··· DATA RECORDS ···

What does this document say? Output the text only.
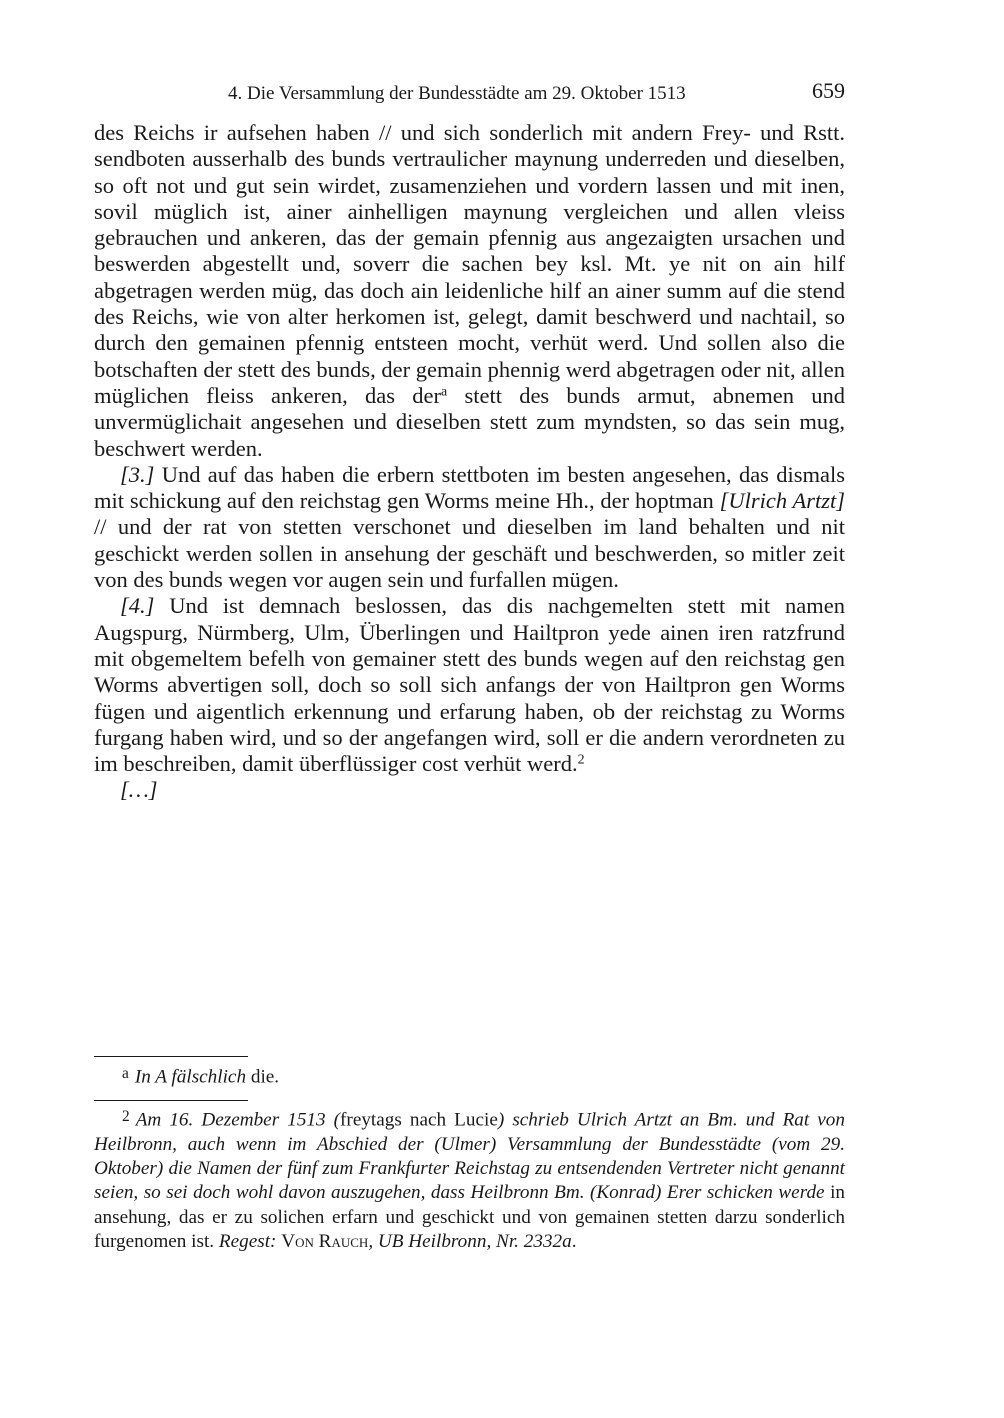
4. Die Versammlung der Bundesstädte am 29. Oktober 1513	659

des Reichs ir aufsehen haben // und sich sonderlich mit andern Frey- und Rstt. sendboten ausserhalb des bunds vertraulicher maynung underreden und dieselben, so oft not und gut sein wirdet, zusamenziehen und vordern lassen und mit inen, sovil müglich ist, ainer ainhelligen maynung vergleichen und allen vleiss gebrauchen und ankeren, das der gemain pfennig aus angezaigten ursachen und beswerden abgestellt und, soverr die sachen bey ksl. Mt. ye nit on ain hilf abgetragen werden müg, das doch ain leidenliche hilf an ainer summ auf die stend des Reichs, wie von alter herkomen ist, gelegt, damit beschwerd und nachtail, so durch den gemainen pfennig entsteen mocht, verhüt werd. Und sollen also die botschaften der stett des bunds, der gemain phennig werd abgetragen oder nit, allen müglichen fleiss ankeren, das der$^a$ stett des bunds armut, abnemen und unvermüglichait angesehen und dieselben stett zum myndsten, so das sein mug, beschwert werden.

[3.] Und auf das haben die erbern stettboten im besten angesehen, das dismals mit schickung auf den reichstag gen Worms meine Hh., der hoptman [Ulrich Artzt] // und der rat von stetten verschonet und dieselben im land behalten und nit geschickt werden sollen in ansehung der geschäft und beschwerden, so mitler zeit von des bunds wegen vor augen sein und furfallen mügen.

[4.] Und ist demnach beslossen, das dis nachgemelten stett mit namen Augspurg, Nürmberg, Ulm, Überlingen und Hailtpron yede ainen iren ratzfrund mit obgemeltem befelh von gemainer stett des bunds wegen auf den reichstag gen Worms abvertigen soll, doch so soll sich anfangs der von Hailtpron gen Worms fügen und aigentlich erkennung und erfarung haben, ob der reichstag zu Worms furgang haben wird, und so der angefangen wird, soll er die andern verordneten zu im beschreiben, damit überflüssiger cost verhüt werd.$^2$
[…]

$^a$ In A fälschlich die.

$^2$ Am 16. Dezember 1513 (freytags nach Lucie) schrieb Ulrich Artzt an Bm. und Rat von Heilbronn, auch wenn im Abschied der (Ulmer) Versammlung der Bundesstädte (vom 29. Oktober) die Namen der fünf zum Frankfurter Reichstag zu entsendenden Vertreter nicht genannt seien, so sei doch wohl davon auszugehen, dass Heilbronn Bm. (Konrad) Erer schicken werde in ansehung, das er zu solichen erfarn und geschickt und von gemainen stetten darzu sonderlich furgenomen ist. Regest: Von Rauch, UB Heilbronn, Nr. 2332a.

···

Look through the entries above, and wherever a line holds the word "wegen", copy it.

> ANSWER FOR THIS EXERCISE
[3.] Und auf das haben die erbern stettboten im besten angesehen, das dismals mit schickung auf den reichstag gen Worms meine Hh., der hoptman [Ulrich Artzt] // und der rat von stetten verschonet und dieselben im land behalten und nit geschickt werden sollen in ansehung der geschäft und beschwerden, so mitler zeit von des bunds wegen vor augen sein und furfallen mügen.
[4.] Und ist demnach beslossen, das dis nachgemelten stett mit namen Augspurg, Nürmberg, Ulm, Überlingen und Hailtpron yede ainen iren ratzfrund mit obgemeltem befelh von gemainer stett des bunds wegen auf den reichstag gen Worms abvertigen soll, doch so soll sich anfangs der von Hailtpron gen Worms fügen und aigentlich erkennung und erfarung haben, ob der reichstag zu Worms furgang haben wird, und so der angefangen wird, soll er die andern verordneten zu im beschreiben, damit überflüssiger cost verhüt werd.$^2$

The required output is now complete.